## GIVEN PROBLEM
Without the pictures, write out all the lines below exactly as they appear.

___

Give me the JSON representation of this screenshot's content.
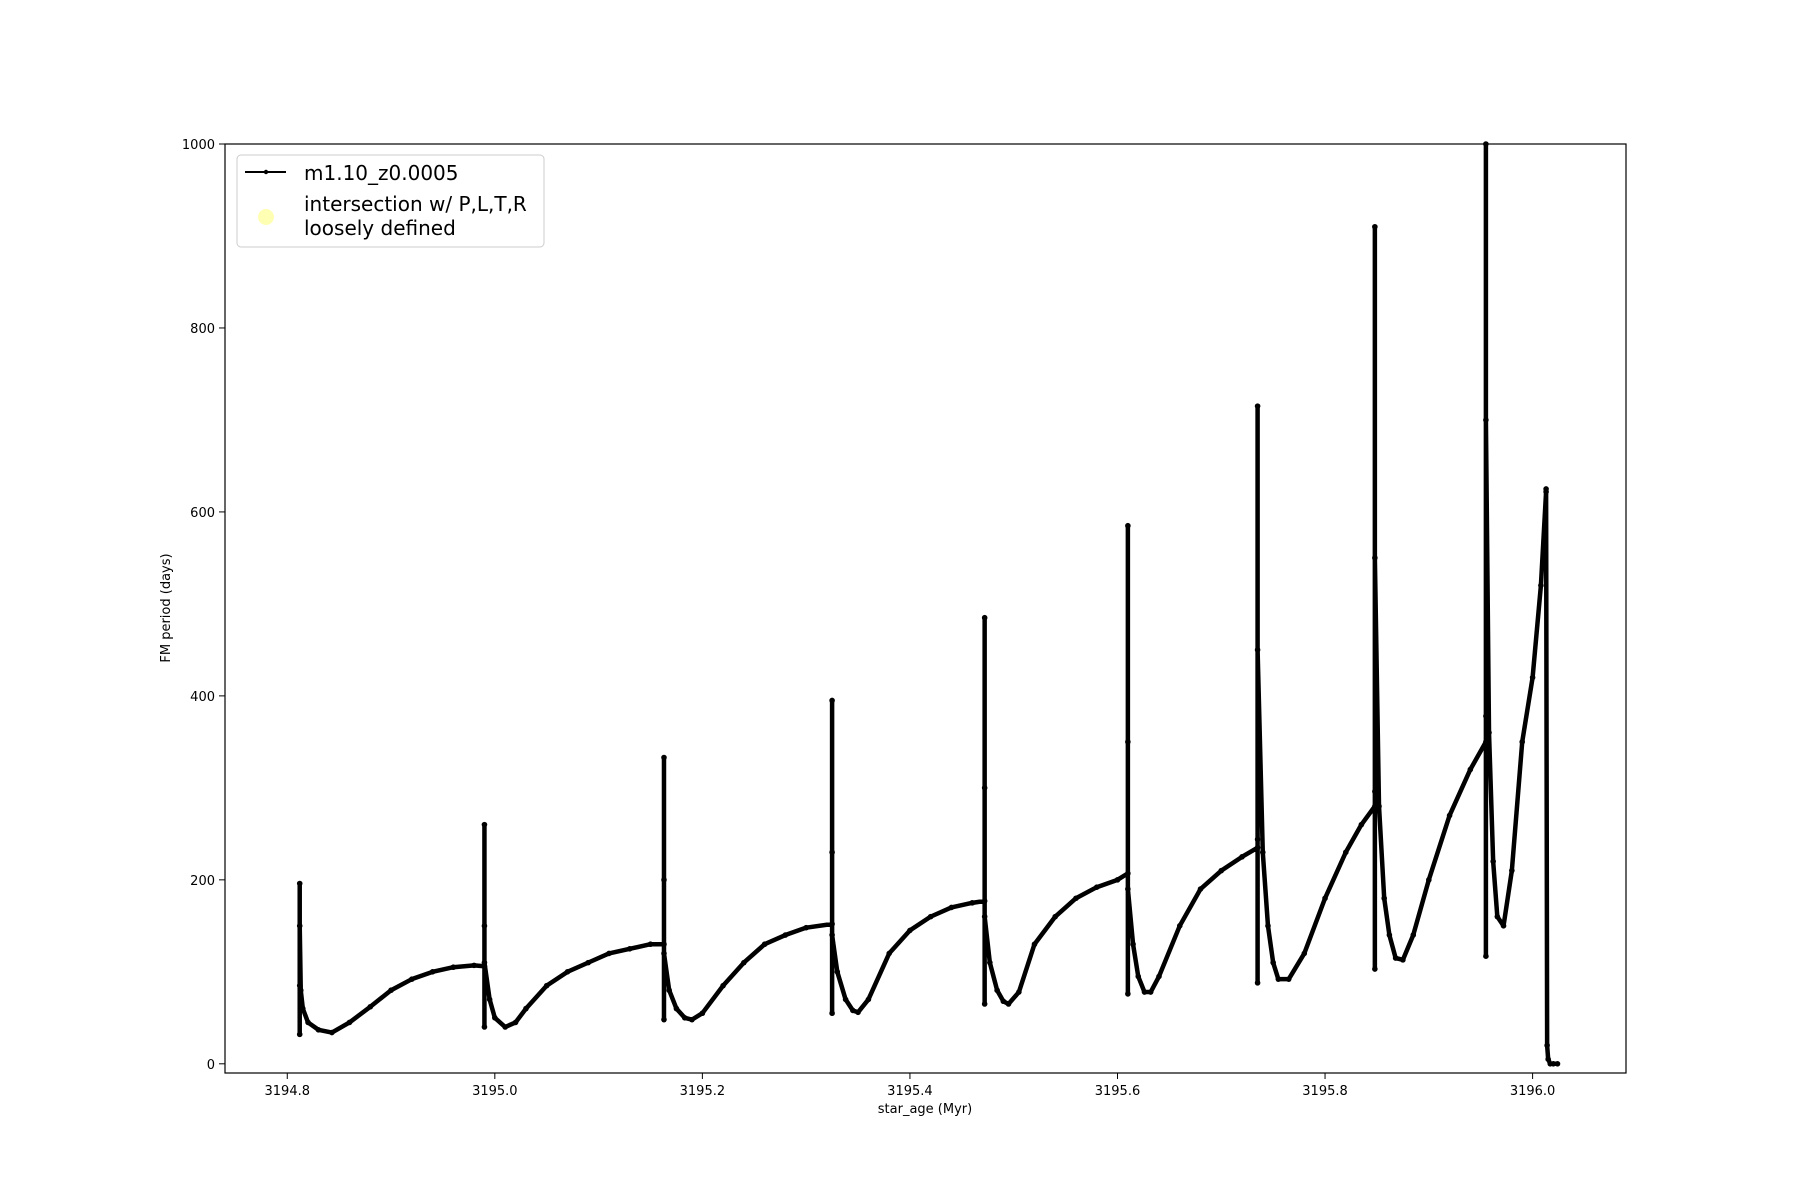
{
  "colors": {
    "series_line": "#000000",
    "intersection_marker": "#ffffb3",
    "legend_border": "#cccccc",
    "axes": "#000000",
    "background": "#ffffff"
  },
  "chart_data": {
    "type": "line",
    "title": "",
    "xlabel": "star_age (Myr)",
    "ylabel": "FM period (days)",
    "xlim": [
      3194.74,
      3196.09
    ],
    "ylim": [
      -10,
      1000
    ],
    "grid": false,
    "legend_position": "upper-left",
    "x_ticks": [
      3194.8,
      3195.0,
      3195.2,
      3195.4,
      3195.6,
      3195.8,
      3196.0
    ],
    "x_tick_labels": [
      "3194.8",
      "3195.0",
      "3195.2",
      "3195.4",
      "3195.6",
      "3195.8",
      "3196.0"
    ],
    "y_ticks": [
      0,
      200,
      400,
      600,
      800,
      1000
    ],
    "y_tick_labels": [
      "0",
      "200",
      "400",
      "600",
      "800",
      "1000"
    ],
    "legend": [
      {
        "label": "m1.10_z0.0005",
        "marker": "line-with-dot"
      },
      {
        "label_line1": "intersection w/ P,L,T,R",
        "label_line2": "loosely defined",
        "marker": "circle"
      }
    ],
    "series": [
      {
        "name": "m1.10_z0.0005",
        "x": [
          3194.812,
          3194.812,
          3194.812,
          3194.812,
          3194.813,
          3194.815,
          3194.82,
          3194.83,
          3194.843,
          3194.86,
          3194.88,
          3194.9,
          3194.92,
          3194.94,
          3194.96,
          3194.98,
          3194.99,
          3194.99,
          3194.99,
          3194.99,
          3194.99,
          3194.995,
          3195.0,
          3195.01,
          3195.02,
          3195.03,
          3195.05,
          3195.07,
          3195.09,
          3195.11,
          3195.13,
          3195.15,
          3195.163,
          3195.163,
          3195.163,
          3195.163,
          3195.163,
          3195.168,
          3195.175,
          3195.183,
          3195.19,
          3195.2,
          3195.22,
          3195.24,
          3195.26,
          3195.28,
          3195.3,
          3195.325,
          3195.325,
          3195.325,
          3195.325,
          3195.325,
          3195.33,
          3195.338,
          3195.345,
          3195.35,
          3195.36,
          3195.38,
          3195.4,
          3195.42,
          3195.44,
          3195.46,
          3195.472,
          3195.472,
          3195.472,
          3195.472,
          3195.472,
          3195.477,
          3195.484,
          3195.49,
          3195.495,
          3195.505,
          3195.52,
          3195.54,
          3195.56,
          3195.58,
          3195.6,
          3195.61,
          3195.61,
          3195.61,
          3195.61,
          3195.61,
          3195.615,
          3195.62,
          3195.626,
          3195.632,
          3195.64,
          3195.66,
          3195.68,
          3195.7,
          3195.72,
          3195.735,
          3195.735,
          3195.735,
          3195.735,
          3195.735,
          3195.74,
          3195.745,
          3195.75,
          3195.755,
          3195.765,
          3195.78,
          3195.8,
          3195.82,
          3195.835,
          3195.848,
          3195.848,
          3195.848,
          3195.848,
          3195.848,
          3195.852,
          3195.857,
          3195.862,
          3195.868,
          3195.875,
          3195.885,
          3195.9,
          3195.92,
          3195.94,
          3195.955,
          3195.955,
          3195.955,
          3195.955,
          3195.955,
          3195.958,
          3195.962,
          3195.966,
          3195.972,
          3195.98,
          3195.99,
          3196.0,
          3196.008,
          3196.013,
          3196.013,
          3196.014,
          3196.015,
          3196.017,
          3196.02,
          3196.024
        ],
        "y": [
          85,
          196,
          32,
          150,
          80,
          60,
          45,
          37,
          34,
          45,
          62,
          80,
          92,
          100,
          105,
          107,
          106,
          260,
          40,
          150,
          110,
          70,
          50,
          40,
          45,
          60,
          85,
          100,
          110,
          120,
          125,
          130,
          130,
          333,
          48,
          200,
          120,
          80,
          60,
          50,
          48,
          55,
          85,
          110,
          130,
          140,
          148,
          152,
          395,
          55,
          230,
          140,
          100,
          70,
          58,
          56,
          70,
          120,
          145,
          160,
          170,
          175,
          177,
          485,
          65,
          300,
          160,
          110,
          80,
          68,
          65,
          78,
          130,
          160,
          180,
          192,
          200,
          207,
          585,
          76,
          350,
          190,
          130,
          95,
          78,
          78,
          95,
          150,
          190,
          210,
          225,
          235,
          244,
          715,
          88,
          450,
          230,
          150,
          110,
          92,
          92,
          120,
          180,
          230,
          260,
          280,
          296,
          910,
          103,
          550,
          280,
          180,
          140,
          115,
          113,
          140,
          200,
          270,
          320,
          350,
          378,
          1000,
          117,
          700,
          360,
          220,
          160,
          150,
          210,
          350,
          420,
          520,
          622,
          625,
          20,
          5,
          0,
          0,
          0
        ]
      }
    ]
  }
}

___

## REPLY
Give me the JSON representation of this screenshot's content.
{
  "colors": {
    "series_line": "#000000",
    "intersection_marker": "#ffffb3",
    "legend_border": "#cccccc",
    "axes": "#000000",
    "background": "#ffffff"
  },
  "chart_data": {
    "type": "line",
    "title": "",
    "xlabel": "star_age (Myr)",
    "ylabel": "FM period (days)",
    "xlim": [
      3194.74,
      3196.09
    ],
    "ylim": [
      -10,
      1000
    ],
    "grid": false,
    "legend_position": "upper-left",
    "x_ticks": [
      3194.8,
      3195.0,
      3195.2,
      3195.4,
      3195.6,
      3195.8,
      3196.0
    ],
    "x_tick_labels": [
      "3194.8",
      "3195.0",
      "3195.2",
      "3195.4",
      "3195.6",
      "3195.8",
      "3196.0"
    ],
    "y_ticks": [
      0,
      200,
      400,
      600,
      800,
      1000
    ],
    "y_tick_labels": [
      "0",
      "200",
      "400",
      "600",
      "800",
      "1000"
    ],
    "legend": [
      {
        "label": "m1.10_z0.0005",
        "marker": "line-with-dot"
      },
      {
        "label_line1": "intersection w/ P,L,T,R",
        "label_line2": "loosely defined",
        "marker": "circle"
      }
    ],
    "series": [
      {
        "name": "m1.10_z0.0005",
        "x": [
          3194.812,
          3194.812,
          3194.812,
          3194.812,
          3194.813,
          3194.815,
          3194.82,
          3194.83,
          3194.843,
          3194.86,
          3194.88,
          3194.9,
          3194.92,
          3194.94,
          3194.96,
          3194.98,
          3194.99,
          3194.99,
          3194.99,
          3194.99,
          3194.99,
          3194.995,
          3195.0,
          3195.01,
          3195.02,
          3195.03,
          3195.05,
          3195.07,
          3195.09,
          3195.11,
          3195.13,
          3195.15,
          3195.163,
          3195.163,
          3195.163,
          3195.163,
          3195.163,
          3195.168,
          3195.175,
          3195.183,
          3195.19,
          3195.2,
          3195.22,
          3195.24,
          3195.26,
          3195.28,
          3195.3,
          3195.325,
          3195.325,
          3195.325,
          3195.325,
          3195.325,
          3195.33,
          3195.338,
          3195.345,
          3195.35,
          3195.36,
          3195.38,
          3195.4,
          3195.42,
          3195.44,
          3195.46,
          3195.472,
          3195.472,
          3195.472,
          3195.472,
          3195.472,
          3195.477,
          3195.484,
          3195.49,
          3195.495,
          3195.505,
          3195.52,
          3195.54,
          3195.56,
          3195.58,
          3195.6,
          3195.61,
          3195.61,
          3195.61,
          3195.61,
          3195.61,
          3195.615,
          3195.62,
          3195.626,
          3195.632,
          3195.64,
          3195.66,
          3195.68,
          3195.7,
          3195.72,
          3195.735,
          3195.735,
          3195.735,
          3195.735,
          3195.735,
          3195.74,
          3195.745,
          3195.75,
          3195.755,
          3195.765,
          3195.78,
          3195.8,
          3195.82,
          3195.835,
          3195.848,
          3195.848,
          3195.848,
          3195.848,
          3195.848,
          3195.852,
          3195.857,
          3195.862,
          3195.868,
          3195.875,
          3195.885,
          3195.9,
          3195.92,
          3195.94,
          3195.955,
          3195.955,
          3195.955,
          3195.955,
          3195.955,
          3195.958,
          3195.962,
          3195.966,
          3195.972,
          3195.98,
          3195.99,
          3196.0,
          3196.008,
          3196.013,
          3196.013,
          3196.014,
          3196.015,
          3196.017,
          3196.02,
          3196.024
        ],
        "y": [
          85,
          196,
          32,
          150,
          80,
          60,
          45,
          37,
          34,
          45,
          62,
          80,
          92,
          100,
          105,
          107,
          106,
          260,
          40,
          150,
          110,
          70,
          50,
          40,
          45,
          60,
          85,
          100,
          110,
          120,
          125,
          130,
          130,
          333,
          48,
          200,
          120,
          80,
          60,
          50,
          48,
          55,
          85,
          110,
          130,
          140,
          148,
          152,
          395,
          55,
          230,
          140,
          100,
          70,
          58,
          56,
          70,
          120,
          145,
          160,
          170,
          175,
          177,
          485,
          65,
          300,
          160,
          110,
          80,
          68,
          65,
          78,
          130,
          160,
          180,
          192,
          200,
          207,
          585,
          76,
          350,
          190,
          130,
          95,
          78,
          78,
          95,
          150,
          190,
          210,
          225,
          235,
          244,
          715,
          88,
          450,
          230,
          150,
          110,
          92,
          92,
          120,
          180,
          230,
          260,
          280,
          296,
          910,
          103,
          550,
          280,
          180,
          140,
          115,
          113,
          140,
          200,
          270,
          320,
          350,
          378,
          1000,
          117,
          700,
          360,
          220,
          160,
          150,
          210,
          350,
          420,
          520,
          622,
          625,
          20,
          5,
          0,
          0,
          0
        ]
      }
    ]
  }
}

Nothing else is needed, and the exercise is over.